- What the task asks
Every record must be repeated exactly, with no omission.

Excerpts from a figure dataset
########################################
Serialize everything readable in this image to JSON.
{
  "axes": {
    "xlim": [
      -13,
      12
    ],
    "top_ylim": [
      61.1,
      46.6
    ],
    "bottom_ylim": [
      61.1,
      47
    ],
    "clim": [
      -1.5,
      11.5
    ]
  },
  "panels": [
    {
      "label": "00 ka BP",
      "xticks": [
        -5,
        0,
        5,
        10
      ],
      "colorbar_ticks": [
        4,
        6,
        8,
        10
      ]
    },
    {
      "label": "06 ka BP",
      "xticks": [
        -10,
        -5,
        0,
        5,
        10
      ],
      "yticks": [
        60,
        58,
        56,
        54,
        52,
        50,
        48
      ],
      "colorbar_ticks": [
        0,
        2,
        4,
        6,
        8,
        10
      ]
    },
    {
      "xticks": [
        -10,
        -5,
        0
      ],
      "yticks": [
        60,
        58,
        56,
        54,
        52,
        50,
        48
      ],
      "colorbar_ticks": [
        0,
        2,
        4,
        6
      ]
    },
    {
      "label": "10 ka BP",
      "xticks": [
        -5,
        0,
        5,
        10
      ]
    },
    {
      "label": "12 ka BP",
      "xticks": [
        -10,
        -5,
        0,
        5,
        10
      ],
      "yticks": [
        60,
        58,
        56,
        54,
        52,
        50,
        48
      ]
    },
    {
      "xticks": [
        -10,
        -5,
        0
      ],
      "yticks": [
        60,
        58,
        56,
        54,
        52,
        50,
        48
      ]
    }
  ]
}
########################################
- Final result
Serialize everything readable in this image to JSON.
{
  "axes": {
    "xlim": [
      -13,
      12
    ],
    "top_ylim": [
      61.1,
      46.6
    ],
    "bottom_ylim": [
      61.1,
      47
    ],
    "clim": [
      -1.5,
      11.5
    ]
  },
  "panels": [
    {
      "label": "00 ka BP",
      "xticks": [
        -5,
        0,
        5,
        10
      ],
      "colorbar_ticks": [
        4,
        6,
        8,
        10
      ]
    },
    {
      "label": "06 ka BP",
      "xticks": [
        -10,
        -5,
        0,
        5,
        10
      ],
      "yticks": [
        60,
        58,
        56,
        54,
        52,
        50,
        48
      ],
      "colorbar_ticks": [
        0,
        2,
        4,
        6,
        8,
        10
      ]
    },
    {
      "xticks": [
        -10,
        -5,
        0
      ],
      "yticks": [
        60,
        58,
        56,
        54,
        52,
        50,
        48
      ],
      "colorbar_ticks": [
        0,
        2,
        4,
        6
      ]
    },
    {
      "label": "10 ka BP",
      "xticks": [
        -5,
        0,
        5,
        10
      ]
    },
    {
      "label": "12 ka BP",
      "xticks": [
        -10,
        -5,
        0,
        5,
        10
      ],
      "yticks": [
        60,
        58,
        56,
        54,
        52,
        50,
        48
      ]
    },
    {
      "xticks": [
        -10,
        -5,
        0
      ],
      "yticks": [
        60,
        58,
        56,
        54,
        52,
        50,
        48
      ]
    }
  ]
}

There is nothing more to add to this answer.